*GOAL*
Omit images. Retype all entries verbatim.
━━━
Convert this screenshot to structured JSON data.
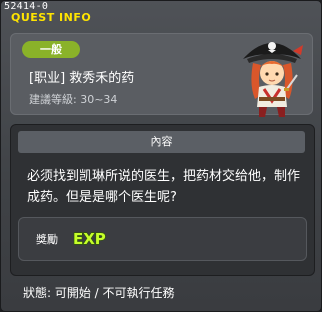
{
  "window": {
    "quest_id": "52414-0",
    "title": "QUEST INFO"
  },
  "quest": {
    "badge": "一般",
    "name": "[职业] 救秀禾的药",
    "level": "建議等級: 30~34"
  },
  "content": {
    "header": "內容",
    "text": "必须找到凯琳所说的医生，把药材交给他，制作成药。但是是哪个医生呢?"
  },
  "reward": {
    "label": "獎勵",
    "icon": "exp-icon",
    "exp_text": "EXP"
  },
  "status": "狀態: 可開始 / 不可執行任務",
  "colors": {
    "title": "#ffe400",
    "badge": "#8ab229",
    "exp": "#c6ff2a"
  }
}
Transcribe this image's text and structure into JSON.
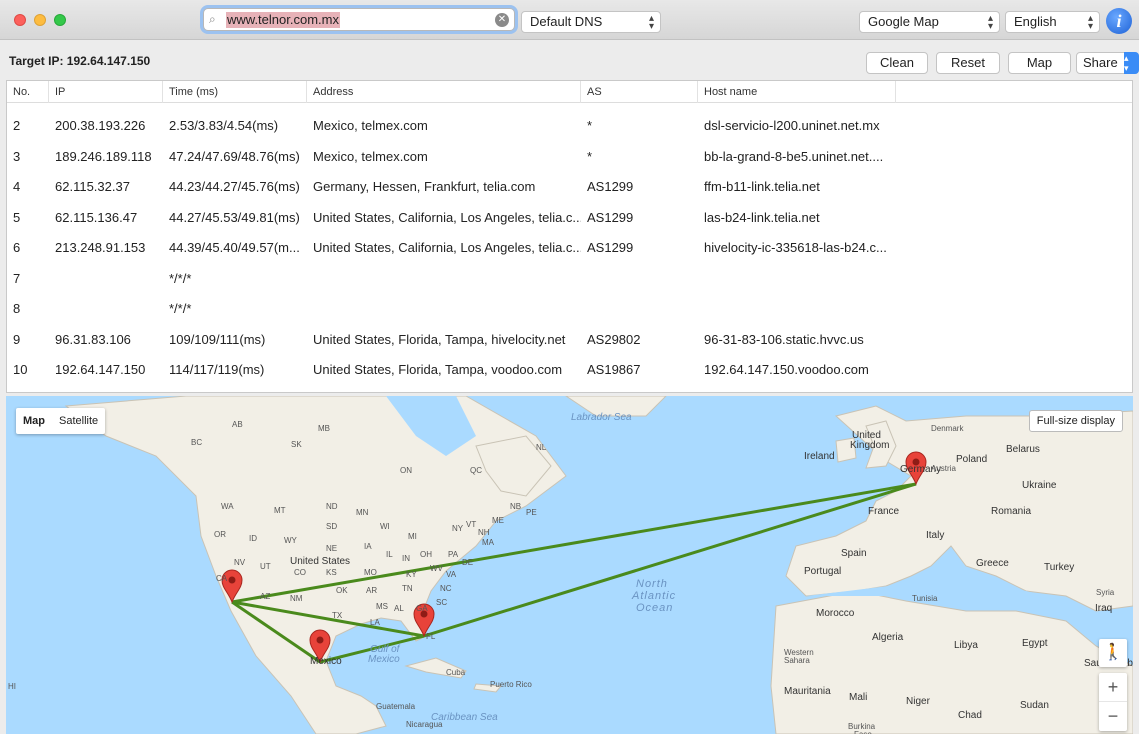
{
  "search": {
    "value": "www.telnor.com.mx"
  },
  "dns_select": {
    "value": "Default DNS"
  },
  "map_select": {
    "value": "Google Map"
  },
  "language_select": {
    "value": "English"
  },
  "target": {
    "label": "Target IP:",
    "ip": "192.64.147.150"
  },
  "buttons": {
    "clean": "Clean",
    "reset": "Reset",
    "map": "Map",
    "share": "Share"
  },
  "table": {
    "headers": [
      "No.",
      "IP",
      "Time (ms)",
      "Address",
      "AS",
      "Host name"
    ],
    "rows": [
      {
        "no": "2",
        "ip": "200.38.193.226",
        "time": "2.53/3.83/4.54(ms)",
        "address": "Mexico, telmex.com",
        "as": "*",
        "host": "dsl-servicio-l200.uninet.net.mx"
      },
      {
        "no": "3",
        "ip": "189.246.189.118",
        "time": "47.24/47.69/48.76(ms)",
        "address": "Mexico, telmex.com",
        "as": "*",
        "host": "bb-la-grand-8-be5.uninet.net...."
      },
      {
        "no": "4",
        "ip": "62.115.32.37",
        "time": "44.23/44.27/45.76(ms)",
        "address": "Germany, Hessen, Frankfurt, telia.com",
        "as": "AS1299",
        "host": "ffm-b11-link.telia.net"
      },
      {
        "no": "5",
        "ip": "62.115.136.47",
        "time": "44.27/45.53/49.81(ms)",
        "address": "United States, California, Los Angeles, telia.c...",
        "as": "AS1299",
        "host": "las-b24-link.telia.net"
      },
      {
        "no": "6",
        "ip": "213.248.91.153",
        "time": "44.39/45.40/49.57(m...",
        "address": "United States, California, Los Angeles, telia.c...",
        "as": "AS1299",
        "host": "hivelocity-ic-335618-las-b24.c..."
      },
      {
        "no": "7",
        "ip": "",
        "time": "*/*/*",
        "address": "",
        "as": "",
        "host": ""
      },
      {
        "no": "8",
        "ip": "",
        "time": "*/*/*",
        "address": "",
        "as": "",
        "host": ""
      },
      {
        "no": "9",
        "ip": "96.31.83.106",
        "time": "109/109/111(ms)",
        "address": "United States, Florida, Tampa, hivelocity.net",
        "as": "AS29802",
        "host": "96-31-83-106.static.hvvc.us"
      },
      {
        "no": "10",
        "ip": "192.64.147.150",
        "time": "114/117/119(ms)",
        "address": "United States, Florida, Tampa, voodoo.com",
        "as": "AS19867",
        "host": "192.64.147.150.voodoo.com"
      }
    ]
  },
  "map": {
    "type_map": "Map",
    "type_satellite": "Satellite",
    "fullsize": "Full-size display",
    "route_color": "#4a8a1c",
    "pin_color": "#e8433a",
    "labels": {
      "labrador_sea": "Labrador Sea",
      "north_atlantic_1": "North",
      "north_atlantic_2": "Atlantic",
      "north_atlantic_3": "Ocean",
      "gulf": "Gulf of",
      "gulf2": "Mexico",
      "caribbean": "Caribbean Sea",
      "ab": "AB",
      "mb": "MB",
      "sk": "SK",
      "bc": "BC",
      "on": "ON",
      "qc": "QC",
      "nl": "NL",
      "nb": "NB",
      "pe": "PE",
      "me": "ME",
      "nh": "NH",
      "vt": "VT",
      "ny": "NY",
      "ma": "MA",
      "wa": "WA",
      "mt": "MT",
      "nd": "ND",
      "mn": "MN",
      "or": "OR",
      "id": "ID",
      "wy": "WY",
      "sd": "SD",
      "wi": "WI",
      "mi": "MI",
      "ne": "NE",
      "ia": "IA",
      "il": "IL",
      "in": "IN",
      "oh": "OH",
      "pa": "PA",
      "nv": "NV",
      "ut": "UT",
      "co": "CO",
      "ks": "KS",
      "mo": "MO",
      "ky": "KY",
      "wv": "WV",
      "va": "VA",
      "de": "DE",
      "az": "AZ",
      "nm": "NM",
      "ok": "OK",
      "ar": "AR",
      "tn": "TN",
      "nc": "NC",
      "sc": "SC",
      "ms": "MS",
      "al": "AL",
      "ga": "GA",
      "tx": "TX",
      "la": "LA",
      "fl": "FL",
      "ca": "CA",
      "united_states": "United States",
      "mexico": "Mexico",
      "cuba": "Cuba",
      "puerto_rico": "Puerto Rico",
      "guatemala": "Guatemala",
      "nicaragua": "Nicaragua",
      "hi": "HI",
      "ireland": "Ireland",
      "united_kingdom": "United",
      "united_kingdom_2": "Kingdom",
      "denmark": "Denmark",
      "poland": "Poland",
      "belarus": "Belarus",
      "ukraine": "Ukraine",
      "germany": "Germany",
      "austria": "Austria",
      "france": "France",
      "romania": "Romania",
      "italy": "Italy",
      "spain": "Spain",
      "portugal": "Portugal",
      "greece": "Greece",
      "turkey": "Turkey",
      "syria": "Syria",
      "iraq": "Iraq",
      "tunisia": "Tunisia",
      "morocco": "Morocco",
      "algeria": "Algeria",
      "libya": "Libya",
      "egypt": "Egypt",
      "western_sahara": "Western",
      "western_sahara_2": "Sahara",
      "saudi": "Saudi Arabi",
      "mauritania": "Mauritania",
      "mali": "Mali",
      "niger": "Niger",
      "chad": "Chad",
      "sudan": "Sudan",
      "burkina": "Burkina",
      "faso": "Faso"
    }
  }
}
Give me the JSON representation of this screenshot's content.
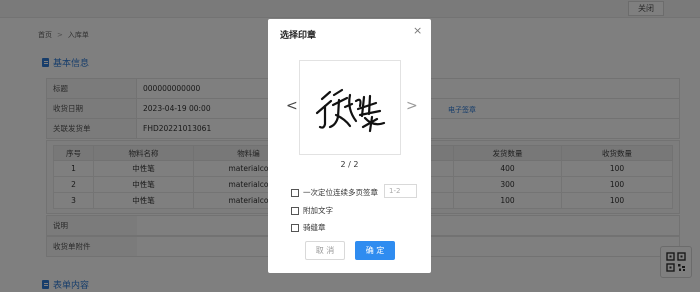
{
  "topbar": {
    "close_label": "关闭"
  },
  "breadcrumb": {
    "home": "首页",
    "separator": ">",
    "current": "入库单"
  },
  "section_basic": {
    "title": "基本信息"
  },
  "section_form": {
    "title": "表单内容"
  },
  "info": {
    "title_label": "标题",
    "title_value": "000000000000",
    "date_label": "收货日期",
    "date_value": "2023-04-19 00:00",
    "delivery_label": "关联发货单",
    "delivery_value": "FHD20221013061",
    "link_text": "电子签章"
  },
  "items": {
    "headers": [
      "序号",
      "物料名称",
      "物料编",
      "",
      "发货数量",
      "收货数量"
    ],
    "rows": [
      [
        "1",
        "中性笔",
        "materialco",
        "",
        "400",
        "100"
      ],
      [
        "2",
        "中性笔",
        "materialco",
        "",
        "300",
        "100"
      ],
      [
        "3",
        "中性笔",
        "materialco",
        "",
        "100",
        "100"
      ]
    ]
  },
  "extra": {
    "desc_label": "说明",
    "attach_label": "收货单附件"
  },
  "modal": {
    "title": "选择印章",
    "close_symbol": "×",
    "prev_symbol": "<",
    "next_symbol": ">",
    "page_indicator": "2 / 2",
    "option_multi": "一次定位连续多页签章",
    "range_placeholder": "1-2",
    "option_text": "附加文字",
    "option_seam": "骑缝章",
    "cancel_label": "取 消",
    "ok_label": "确 定"
  },
  "colors": {
    "accent": "#2f8cf0",
    "link": "#2e7bd6",
    "overlay": "rgba(0,0,0,0.5)"
  }
}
━━━
*COMPLETED TASK*
Convert this screenshot to structured JSON data.
{
  "window": {
    "quest_id": "52414-0",
    "title": "QUEST INFO"
  },
  "quest": {
    "badge": "一般",
    "name": "[职业] 救秀禾的药",
    "level": "建議等級: 30~34"
  },
  "content": {
    "header": "內容",
    "text": "必须找到凯琳所说的医生，把药材交给他，制作成药。但是是哪个医生呢?"
  },
  "reward": {
    "label": "獎勵",
    "icon": "exp-icon",
    "exp_text": "EXP"
  },
  "status": "狀態: 可開始 / 不可執行任務",
  "colors": {
    "title": "#ffe400",
    "badge": "#8ab229",
    "exp": "#c6ff2a"
  }
}
Transcribe this image's text and structure into JSON.
{
  "search": {
    "value": "www.telnor.com.mx"
  },
  "dns_select": {
    "value": "Default DNS"
  },
  "map_select": {
    "value": "Google Map"
  },
  "language_select": {
    "value": "English"
  },
  "target": {
    "label": "Target IP:",
    "ip": "192.64.147.150"
  },
  "buttons": {
    "clean": "Clean",
    "reset": "Reset",
    "map": "Map",
    "share": "Share"
  },
  "table": {
    "headers": [
      "No.",
      "IP",
      "Time (ms)",
      "Address",
      "AS",
      "Host name"
    ],
    "rows": [
      {
        "no": "2",
        "ip": "200.38.193.226",
        "time": "2.53/3.83/4.54(ms)",
        "address": "Mexico, telmex.com",
        "as": "*",
        "host": "dsl-servicio-l200.uninet.net.mx"
      },
      {
        "no": "3",
        "ip": "189.246.189.118",
        "time": "47.24/47.69/48.76(ms)",
        "address": "Mexico, telmex.com",
        "as": "*",
        "host": "bb-la-grand-8-be5.uninet.net...."
      },
      {
        "no": "4",
        "ip": "62.115.32.37",
        "time": "44.23/44.27/45.76(ms)",
        "address": "Germany, Hessen, Frankfurt, telia.com",
        "as": "AS1299",
        "host": "ffm-b11-link.telia.net"
      },
      {
        "no": "5",
        "ip": "62.115.136.47",
        "time": "44.27/45.53/49.81(ms)",
        "address": "United States, California, Los Angeles, telia.c...",
        "as": "AS1299",
        "host": "las-b24-link.telia.net"
      },
      {
        "no": "6",
        "ip": "213.248.91.153",
        "time": "44.39/45.40/49.57(m...",
        "address": "United States, California, Los Angeles, telia.c...",
        "as": "AS1299",
        "host": "hivelocity-ic-335618-las-b24.c..."
      },
      {
        "no": "7",
        "ip": "",
        "time": "*/*/*",
        "address": "",
        "as": "",
        "host": ""
      },
      {
        "no": "8",
        "ip": "",
        "time": "*/*/*",
        "address": "",
        "as": "",
        "host": ""
      },
      {
        "no": "9",
        "ip": "96.31.83.106",
        "time": "109/109/111(ms)",
        "address": "United States, Florida, Tampa, hivelocity.net",
        "as": "AS29802",
        "host": "96-31-83-106.static.hvvc.us"
      },
      {
        "no": "10",
        "ip": "192.64.147.150",
        "time": "114/117/119(ms)",
        "address": "United States, Florida, Tampa, voodoo.com",
        "as": "AS19867",
        "host": "192.64.147.150.voodoo.com"
      }
    ]
  },
  "map": {
    "type_map": "Map",
    "type_satellite": "Satellite",
    "fullsize": "Full-size display",
    "route_color": "#4a8a1c",
    "pin_color": "#e8433a",
    "labels": {
      "labrador_sea": "Labrador Sea",
      "north_atlantic_1": "North",
      "north_atlantic_2": "Atlantic",
      "north_atlantic_3": "Ocean",
      "gulf": "Gulf of",
      "gulf2": "Mexico",
      "caribbean": "Caribbean Sea",
      "ab": "AB",
      "mb": "MB",
      "sk": "SK",
      "bc": "BC",
      "on": "ON",
      "qc": "QC",
      "nl": "NL",
      "nb": "NB",
      "pe": "PE",
      "me": "ME",
      "nh": "NH",
      "vt": "VT",
      "ny": "NY",
      "ma": "MA",
      "wa": "WA",
      "mt": "MT",
      "nd": "ND",
      "mn": "MN",
      "or": "OR",
      "id": "ID",
      "wy": "WY",
      "sd": "SD",
      "wi": "WI",
      "mi": "MI",
      "ne": "NE",
      "ia": "IA",
      "il": "IL",
      "in": "IN",
      "oh": "OH",
      "pa": "PA",
      "nv": "NV",
      "ut": "UT",
      "co": "CO",
      "ks": "KS",
      "mo": "MO",
      "ky": "KY",
      "wv": "WV",
      "va": "VA",
      "de": "DE",
      "az": "AZ",
      "nm": "NM",
      "ok": "OK",
      "ar": "AR",
      "tn": "TN",
      "nc": "NC",
      "sc": "SC",
      "ms": "MS",
      "al": "AL",
      "ga": "GA",
      "tx": "TX",
      "la": "LA",
      "fl": "FL",
      "ca": "CA",
      "united_states": "United States",
      "mexico": "Mexico",
      "cuba": "Cuba",
      "puerto_rico": "Puerto Rico",
      "guatemala": "Guatemala",
      "nicaragua": "Nicaragua",
      "hi": "HI",
      "ireland": "Ireland",
      "united_kingdom": "United",
      "united_kingdom_2": "Kingdom",
      "denmark": "Denmark",
      "poland": "Poland",
      "belarus": "Belarus",
      "ukraine": "Ukraine",
      "germany": "Germany",
      "austria": "Austria",
      "france": "France",
      "romania": "Romania",
      "italy": "Italy",
      "spain": "Spain",
      "portugal": "Portugal",
      "greece": "Greece",
      "turkey": "Turkey",
      "syria": "Syria",
      "iraq": "Iraq",
      "tunisia": "Tunisia",
      "morocco": "Morocco",
      "algeria": "Algeria",
      "libya": "Libya",
      "egypt": "Egypt",
      "western_sahara": "Western",
      "western_sahara_2": "Sahara",
      "saudi": "Saudi Arabi",
      "mauritania": "Mauritania",
      "mali": "Mali",
      "niger": "Niger",
      "chad": "Chad",
      "sudan": "Sudan",
      "burkina": "Burkina",
      "faso": "Faso"
    }
  }
}
Give me the JSON representation of this screenshot's content.
{
  "topbar": {
    "close_label": "关闭"
  },
  "breadcrumb": {
    "home": "首页",
    "separator": ">",
    "current": "入库单"
  },
  "section_basic": {
    "title": "基本信息"
  },
  "section_form": {
    "title": "表单内容"
  },
  "info": {
    "title_label": "标题",
    "title_value": "000000000000",
    "date_label": "收货日期",
    "date_value": "2023-04-19 00:00",
    "delivery_label": "关联发货单",
    "delivery_value": "FHD20221013061",
    "link_text": "电子签章"
  },
  "items": {
    "headers": [
      "序号",
      "物料名称",
      "物料编",
      "",
      "发货数量",
      "收货数量"
    ],
    "rows": [
      [
        "1",
        "中性笔",
        "materialco",
        "",
        "400",
        "100"
      ],
      [
        "2",
        "中性笔",
        "materialco",
        "",
        "300",
        "100"
      ],
      [
        "3",
        "中性笔",
        "materialco",
        "",
        "100",
        "100"
      ]
    ]
  },
  "extra": {
    "desc_label": "说明",
    "attach_label": "收货单附件"
  },
  "modal": {
    "title": "选择印章",
    "close_symbol": "×",
    "prev_symbol": "<",
    "next_symbol": ">",
    "page_indicator": "2 / 2",
    "option_multi": "一次定位连续多页签章",
    "range_placeholder": "1-2",
    "option_text": "附加文字",
    "option_seam": "骑缝章",
    "cancel_label": "取 消",
    "ok_label": "确 定"
  },
  "colors": {
    "accent": "#2f8cf0",
    "link": "#2e7bd6",
    "overlay": "rgba(0,0,0,0.5)"
  }
}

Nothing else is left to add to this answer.